Segment Start: Page text
It is encouraging to know that several quinoxaline derivatives successfully passed all safety requirements and were approved for use in humans for several therapeutic indications [17,18]. Quinoxaline derivatives are distinguished by their diverse therapeutic potentials and relatively simple chemical synthesis; therefore, they occupy a prominent place in medicinal chemistry [19].

DMQ is a non-teratogenic, non-carcinogenic antimicrobial quinoxaline derivative with herbal medicinal origin. DMQ showed promising biological activity and safety profile, which makes it attractive for further development. The present study is novel regarding basic data on the safety of DMQ. It showed a favourable in-vitro safety profile. The study also represents the 1st OECD-based toxicity of DMQ in rodents. DMQ was well tolerated in mice and rats, and no adverse effects were seen. This finding supports what Beraud et al. reported in 1975 [5].
Segment End: Page text
Work request A:
Answer these from the passage on quinoxaline derivatives:
(i) Which two qualities distinguish quinoxaline derivatives?
(ii) In which animals was DMQ well tolerated?
(iii) In what year did Beraud et al. publish the report that this finding supports?
Work request B:
For each statement, decide whether the passage on quinoxaline derivatives agrees with it:
(i) DMQ has a herbal medicinal origin.
(ii) Some adverse effects were seen in rats given DMQ.
(iii) The study is the second OECD-based toxicity study of DMQ in rodents.
Work request C: Revise the passage on quinoxaline derivatives, starting at "DMQ is a non-teratogenic, non-carcinogenic" and ending at "in 1975 [5].", and replace "rodents" with "laboratory animals".
Segment Start: Supplied data
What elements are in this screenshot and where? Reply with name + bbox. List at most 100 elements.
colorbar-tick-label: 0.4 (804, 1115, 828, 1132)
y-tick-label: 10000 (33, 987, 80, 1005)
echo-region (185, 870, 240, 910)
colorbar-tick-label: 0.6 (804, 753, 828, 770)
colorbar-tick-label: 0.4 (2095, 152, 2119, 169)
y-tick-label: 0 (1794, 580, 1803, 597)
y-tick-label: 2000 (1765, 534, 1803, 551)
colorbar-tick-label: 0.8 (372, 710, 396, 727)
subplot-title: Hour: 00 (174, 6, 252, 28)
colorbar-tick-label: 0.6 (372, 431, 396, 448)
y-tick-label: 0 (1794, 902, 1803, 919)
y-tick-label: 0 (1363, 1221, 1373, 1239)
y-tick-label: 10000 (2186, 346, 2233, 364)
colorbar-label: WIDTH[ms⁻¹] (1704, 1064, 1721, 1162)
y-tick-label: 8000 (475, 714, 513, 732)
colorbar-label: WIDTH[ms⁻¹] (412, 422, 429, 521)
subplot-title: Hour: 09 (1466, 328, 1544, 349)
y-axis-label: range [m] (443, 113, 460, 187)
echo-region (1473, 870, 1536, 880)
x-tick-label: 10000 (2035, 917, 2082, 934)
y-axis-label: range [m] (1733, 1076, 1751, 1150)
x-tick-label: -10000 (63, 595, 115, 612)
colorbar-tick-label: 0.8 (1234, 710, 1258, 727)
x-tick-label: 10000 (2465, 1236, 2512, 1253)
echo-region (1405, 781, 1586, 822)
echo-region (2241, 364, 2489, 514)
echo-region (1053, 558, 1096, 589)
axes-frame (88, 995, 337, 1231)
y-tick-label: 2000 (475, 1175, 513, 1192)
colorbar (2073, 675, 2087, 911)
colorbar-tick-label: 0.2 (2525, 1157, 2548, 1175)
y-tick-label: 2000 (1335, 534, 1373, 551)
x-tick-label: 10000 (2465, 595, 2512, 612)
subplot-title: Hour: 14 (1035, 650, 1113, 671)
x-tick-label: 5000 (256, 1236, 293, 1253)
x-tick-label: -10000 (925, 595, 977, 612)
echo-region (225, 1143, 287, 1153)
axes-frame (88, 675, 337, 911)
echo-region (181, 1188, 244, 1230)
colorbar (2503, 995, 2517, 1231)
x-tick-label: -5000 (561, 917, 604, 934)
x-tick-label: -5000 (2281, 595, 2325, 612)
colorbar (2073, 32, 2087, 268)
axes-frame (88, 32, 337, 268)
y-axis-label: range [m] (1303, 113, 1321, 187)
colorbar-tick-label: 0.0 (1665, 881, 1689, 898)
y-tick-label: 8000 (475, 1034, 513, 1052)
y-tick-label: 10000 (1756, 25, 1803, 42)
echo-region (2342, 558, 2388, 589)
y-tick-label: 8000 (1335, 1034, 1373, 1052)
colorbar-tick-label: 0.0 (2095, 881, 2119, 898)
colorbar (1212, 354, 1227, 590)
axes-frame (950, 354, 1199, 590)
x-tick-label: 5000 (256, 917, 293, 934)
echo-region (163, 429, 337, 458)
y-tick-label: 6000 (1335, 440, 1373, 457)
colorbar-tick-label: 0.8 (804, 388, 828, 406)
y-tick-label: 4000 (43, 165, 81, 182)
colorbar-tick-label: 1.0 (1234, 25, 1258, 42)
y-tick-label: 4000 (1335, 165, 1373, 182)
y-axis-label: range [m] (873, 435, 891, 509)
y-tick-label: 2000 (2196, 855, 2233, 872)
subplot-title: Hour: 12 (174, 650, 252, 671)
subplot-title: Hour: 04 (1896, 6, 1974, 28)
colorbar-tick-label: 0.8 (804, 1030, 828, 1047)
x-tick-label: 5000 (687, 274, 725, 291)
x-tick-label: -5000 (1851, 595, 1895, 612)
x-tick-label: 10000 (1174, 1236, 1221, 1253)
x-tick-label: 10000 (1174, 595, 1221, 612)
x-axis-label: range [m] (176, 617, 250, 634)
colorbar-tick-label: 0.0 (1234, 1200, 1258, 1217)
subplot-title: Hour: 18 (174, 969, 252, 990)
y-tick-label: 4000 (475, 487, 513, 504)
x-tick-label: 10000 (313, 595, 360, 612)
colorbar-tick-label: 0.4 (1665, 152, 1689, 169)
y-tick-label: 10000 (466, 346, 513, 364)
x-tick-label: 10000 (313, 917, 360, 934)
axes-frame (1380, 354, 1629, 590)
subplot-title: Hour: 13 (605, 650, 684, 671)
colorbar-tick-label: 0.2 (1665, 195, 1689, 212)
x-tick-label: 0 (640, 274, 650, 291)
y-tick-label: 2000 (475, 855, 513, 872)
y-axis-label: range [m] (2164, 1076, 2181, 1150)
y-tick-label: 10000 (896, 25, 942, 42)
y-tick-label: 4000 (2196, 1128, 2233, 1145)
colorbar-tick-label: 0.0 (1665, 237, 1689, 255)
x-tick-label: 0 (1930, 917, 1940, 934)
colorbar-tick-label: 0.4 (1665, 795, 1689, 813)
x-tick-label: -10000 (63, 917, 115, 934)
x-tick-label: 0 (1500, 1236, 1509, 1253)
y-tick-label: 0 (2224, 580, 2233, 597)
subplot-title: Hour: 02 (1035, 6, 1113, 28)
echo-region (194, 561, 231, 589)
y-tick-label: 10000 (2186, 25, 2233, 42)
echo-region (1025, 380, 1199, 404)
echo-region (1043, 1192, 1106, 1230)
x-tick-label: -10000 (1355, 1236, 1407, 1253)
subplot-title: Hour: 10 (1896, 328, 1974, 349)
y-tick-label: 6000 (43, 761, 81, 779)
Segment End: Supplied data
Written reply A:
(i) Diverse therapeutic potentials and relatively simple chemical synthesis.
(ii) Mice and rats.
(iii) 1975.

Written reply B:
(i) Yes: "antimicrobial quinoxaline derivative with herbal medicinal origin"
(ii) No: "no adverse effects were seen"
(iii) No: "The study also represents the 1st OECD-based toxicity of DMQ in rodents."

Written reply C:
DMQ is a non-teratogenic, non-carcinogenic antimicrobial quinoxaline derivative with herbal medicinal origin. DMQ showed promising biological activity and safety profile, which makes it attractive for further development. The present study is novel regarding basic data on the safety of DMQ. It showed a favourable in-vitro safety profile. The study also represents the 1st OECD-based toxicity of DMQ in laboratory animals. DMQ was well tolerated in mice and rats, and no adverse effects were seen. This finding supports what Beraud et al. reported in 1975 [5].